Exercise: Type every record exactly as it appears.

Extracted data entries:

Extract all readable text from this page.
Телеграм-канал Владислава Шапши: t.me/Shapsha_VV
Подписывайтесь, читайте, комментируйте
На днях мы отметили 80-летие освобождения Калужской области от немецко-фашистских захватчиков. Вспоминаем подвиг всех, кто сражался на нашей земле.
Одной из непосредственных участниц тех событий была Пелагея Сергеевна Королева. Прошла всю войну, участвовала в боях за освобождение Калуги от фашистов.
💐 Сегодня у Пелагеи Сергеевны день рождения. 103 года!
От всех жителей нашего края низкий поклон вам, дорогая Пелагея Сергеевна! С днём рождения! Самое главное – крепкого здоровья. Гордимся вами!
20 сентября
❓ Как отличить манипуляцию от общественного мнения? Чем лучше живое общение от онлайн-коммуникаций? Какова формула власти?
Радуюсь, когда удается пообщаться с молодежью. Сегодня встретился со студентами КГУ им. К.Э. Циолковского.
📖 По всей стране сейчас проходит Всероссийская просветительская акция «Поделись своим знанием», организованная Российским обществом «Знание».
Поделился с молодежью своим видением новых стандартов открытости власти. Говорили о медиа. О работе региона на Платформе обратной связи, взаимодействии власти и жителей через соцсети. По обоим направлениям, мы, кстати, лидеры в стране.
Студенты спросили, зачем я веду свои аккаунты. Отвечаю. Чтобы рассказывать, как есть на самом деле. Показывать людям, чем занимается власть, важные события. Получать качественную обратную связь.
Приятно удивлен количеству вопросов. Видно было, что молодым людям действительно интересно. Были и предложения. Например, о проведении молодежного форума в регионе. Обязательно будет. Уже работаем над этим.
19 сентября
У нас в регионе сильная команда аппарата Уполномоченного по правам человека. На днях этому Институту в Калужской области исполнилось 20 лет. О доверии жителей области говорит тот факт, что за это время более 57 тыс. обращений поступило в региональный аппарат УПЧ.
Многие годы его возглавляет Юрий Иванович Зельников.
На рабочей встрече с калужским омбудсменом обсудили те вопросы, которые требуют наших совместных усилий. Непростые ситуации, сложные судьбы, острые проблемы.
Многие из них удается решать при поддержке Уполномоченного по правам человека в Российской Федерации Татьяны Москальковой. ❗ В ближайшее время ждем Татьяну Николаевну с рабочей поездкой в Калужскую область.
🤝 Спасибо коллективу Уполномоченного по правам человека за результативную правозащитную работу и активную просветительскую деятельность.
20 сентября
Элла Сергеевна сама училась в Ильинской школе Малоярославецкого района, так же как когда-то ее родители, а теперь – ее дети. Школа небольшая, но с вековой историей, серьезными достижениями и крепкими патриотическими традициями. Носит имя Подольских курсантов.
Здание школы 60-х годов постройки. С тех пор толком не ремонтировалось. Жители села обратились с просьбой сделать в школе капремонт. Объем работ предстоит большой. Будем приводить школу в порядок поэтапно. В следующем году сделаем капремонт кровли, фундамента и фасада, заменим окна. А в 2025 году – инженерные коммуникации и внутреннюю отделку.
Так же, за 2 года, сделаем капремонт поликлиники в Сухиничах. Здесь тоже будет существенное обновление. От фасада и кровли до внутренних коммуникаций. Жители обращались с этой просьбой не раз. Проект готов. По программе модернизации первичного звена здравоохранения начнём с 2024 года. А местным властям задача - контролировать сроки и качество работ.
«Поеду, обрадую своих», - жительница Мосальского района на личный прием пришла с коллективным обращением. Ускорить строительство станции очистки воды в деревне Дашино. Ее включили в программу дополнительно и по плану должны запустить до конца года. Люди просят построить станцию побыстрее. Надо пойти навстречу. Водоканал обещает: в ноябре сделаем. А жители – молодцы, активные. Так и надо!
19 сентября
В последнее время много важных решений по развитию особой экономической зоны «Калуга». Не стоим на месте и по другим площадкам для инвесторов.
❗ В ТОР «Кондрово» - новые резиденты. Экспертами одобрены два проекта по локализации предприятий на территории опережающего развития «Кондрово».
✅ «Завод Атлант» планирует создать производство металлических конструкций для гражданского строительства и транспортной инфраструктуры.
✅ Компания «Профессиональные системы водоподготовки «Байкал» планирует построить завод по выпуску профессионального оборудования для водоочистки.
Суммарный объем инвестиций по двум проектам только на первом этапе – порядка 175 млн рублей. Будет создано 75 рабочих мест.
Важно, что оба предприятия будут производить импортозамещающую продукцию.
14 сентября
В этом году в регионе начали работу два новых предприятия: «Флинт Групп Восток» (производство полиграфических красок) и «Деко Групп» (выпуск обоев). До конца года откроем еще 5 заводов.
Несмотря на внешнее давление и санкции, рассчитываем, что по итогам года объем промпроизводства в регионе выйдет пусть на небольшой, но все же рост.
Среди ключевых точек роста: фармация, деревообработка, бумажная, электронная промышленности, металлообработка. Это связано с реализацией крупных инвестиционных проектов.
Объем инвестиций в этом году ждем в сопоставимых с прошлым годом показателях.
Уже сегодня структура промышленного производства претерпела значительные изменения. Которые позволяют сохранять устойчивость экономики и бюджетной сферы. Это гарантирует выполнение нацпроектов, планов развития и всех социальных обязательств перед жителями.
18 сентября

Output of the exercise:
Extract all readable text from this page.
Телеграм-канал Владислава Шапши: t.me/Shapsha_VV
Подписывайтесь, читайте, комментируйте
На днях мы отметили 80-летие освобождения Калужской области от немецко-фашистских захватчиков. Вспоминаем подвиг всех, кто сражался на нашей земле.
Одной из непосредственных участниц тех событий была Пелагея Сергеевна Королева. Прошла всю войну, участвовала в боях за освобождение Калуги от фашистов.
💐 Сегодня у Пелагеи Сергеевны день рождения. 103 года!
От всех жителей нашего края низкий поклон вам, дорогая Пелагея Сергеевна! С днём рождения! Самое главное – крепкого здоровья. Гордимся вами!
20 сентября
❓ Как отличить манипуляцию от общественного мнения? Чем лучше живое общение от онлайн-коммуникаций? Какова формула власти?
Радуюсь, когда удается пообщаться с молодежью. Сегодня встретился со студентами КГУ им. К.Э. Циолковского.
📖 По всей стране сейчас проходит Всероссийская просветительская акция «Поделись своим знанием», организованная Российским обществом «Знание».
Поделился с молодежью своим видением новых стандартов открытости власти. Говорили о медиа. О работе региона на Платформе обратной связи, взаимодействии власти и жителей через соцсети. По обоим направлениям, мы, кстати, лидеры в стране.
Студенты спросили, зачем я веду свои аккаунты. Отвечаю. Чтобы рассказывать, как есть на самом деле. Показывать людям, чем занимается власть, важные события. Получать качественную обратную связь.
Приятно удивлен количеству вопросов. Видно было, что молодым людям действительно интересно. Были и предложения. Например, о проведении молодежного форума в регионе. Обязательно будет. Уже работаем над этим.
19 сентября
У нас в регионе сильная команда аппарата Уполномоченного по правам человека. На днях этому Институту в Калужской области исполнилось 20 лет. О доверии жителей области говорит тот факт, что за это время более 57 тыс. обращений поступило в региональный аппарат УПЧ.
Многие годы его возглавляет Юрий Иванович Зельников.
На рабочей встрече с калужским омбудсменом обсудили те вопросы, которые требуют наших совместных усилий. Непростые ситуации, сложные судьбы, острые проблемы.
Многие из них удается решать при поддержке Уполномоченного по правам человека в Российской Федерации Татьяны Москальковой. ❗ В ближайшее время ждем Татьяну Николаевну с рабочей поездкой в Калужскую область.
🤝 Спасибо коллективу Уполномоченного по правам человека за результативную правозащитную работу и активную просветительскую деятельность.
20 сентября
Элла Сергеевна сама училась в Ильинской школе Малоярославецкого района, так же как когда-то ее родители, а теперь – ее дети. Школа небольшая, но с вековой историей, серьезными достижениями и крепкими патриотическими традициями. Носит имя Подольских курсантов.
Здание школы 60-х годов постройки. С тех пор толком не ремонтировалось. Жители села обратились с просьбой сделать в школе капремонт. Объем работ предстоит большой. Будем приводить школу в порядок поэтапно. В следующем году сделаем капремонт кровли, фундамента и фасада, заменим окна. А в 2025 году – инженерные коммуникации и внутреннюю отделку.
Так же, за 2 года, сделаем капремонт поликлиники в Сухиничах. Здесь тоже будет существенное обновление. От фасада и кровли до внутренних коммуникаций. Жители обращались с этой просьбой не раз. Проект готов. По программе модернизации первичного звена здравоохранения начнём с 2024 года. А местным властям задача - контролировать сроки и качество работ.
«Поеду, обрадую своих», - жительница Мосальского района на личный прием пришла с коллективным обращением. Ускорить строительство станции очистки воды в деревне Дашино. Ее включили в программу дополнительно и по плану должны запустить до конца года. Люди просят построить станцию побыстрее. Надо пойти навстречу. Водоканал обещает: в ноябре сделаем. А жители – молодцы, активные. Так и надо!
19 сентября
В последнее время много важных решений по развитию особой экономической зоны «Калуга». Не стоим на месте и по другим площадкам для инвесторов.
❗ В ТОР «Кондрово» - новые резиденты. Экспертами одобрены два проекта по локализации предприятий на территории опережающего развития «Кондрово».
✅ «Завод Атлант» планирует создать производство металлических конструкций для гражданского строительства и транспортной инфраструктуры.
✅ Компания «Профессиональные системы водоподготовки «Байкал» планирует построить завод по выпуску профессионального оборудования для водоочистки.
Суммарный объем инвестиций по двум проектам только на первом этапе – порядка 175 млн рублей. Будет создано 75 рабочих мест.
Важно, что оба предприятия будут производить импортозамещающую продукцию.
14 сентября
В этом году в регионе начали работу два новых предприятия: «Флинт Групп Восток» (производство полиграфических красок) и «Деко Групп» (выпуск обоев). До конца года откроем еще 5 заводов.
Несмотря на внешнее давление и санкции, рассчитываем, что по итогам года объем промпроизводства в регионе выйдет пусть на небольшой, но все же рост.
Среди ключевых точек роста: фармация, деревообработка, бумажная, электронная промышленности, металлообработка. Это связано с реализацией крупных инвестиционных проектов.
Объем инвестиций в этом году ждем в сопоставимых с прошлым годом показателях.
Уже сегодня структура промышленного производства претерпела значительные изменения. Которые позволяют сохранять устойчивость экономики и бюджетной сферы. Это гарантирует выполнение нацпроектов, планов развития и всех социальных обязательств перед жителями.
18 сентября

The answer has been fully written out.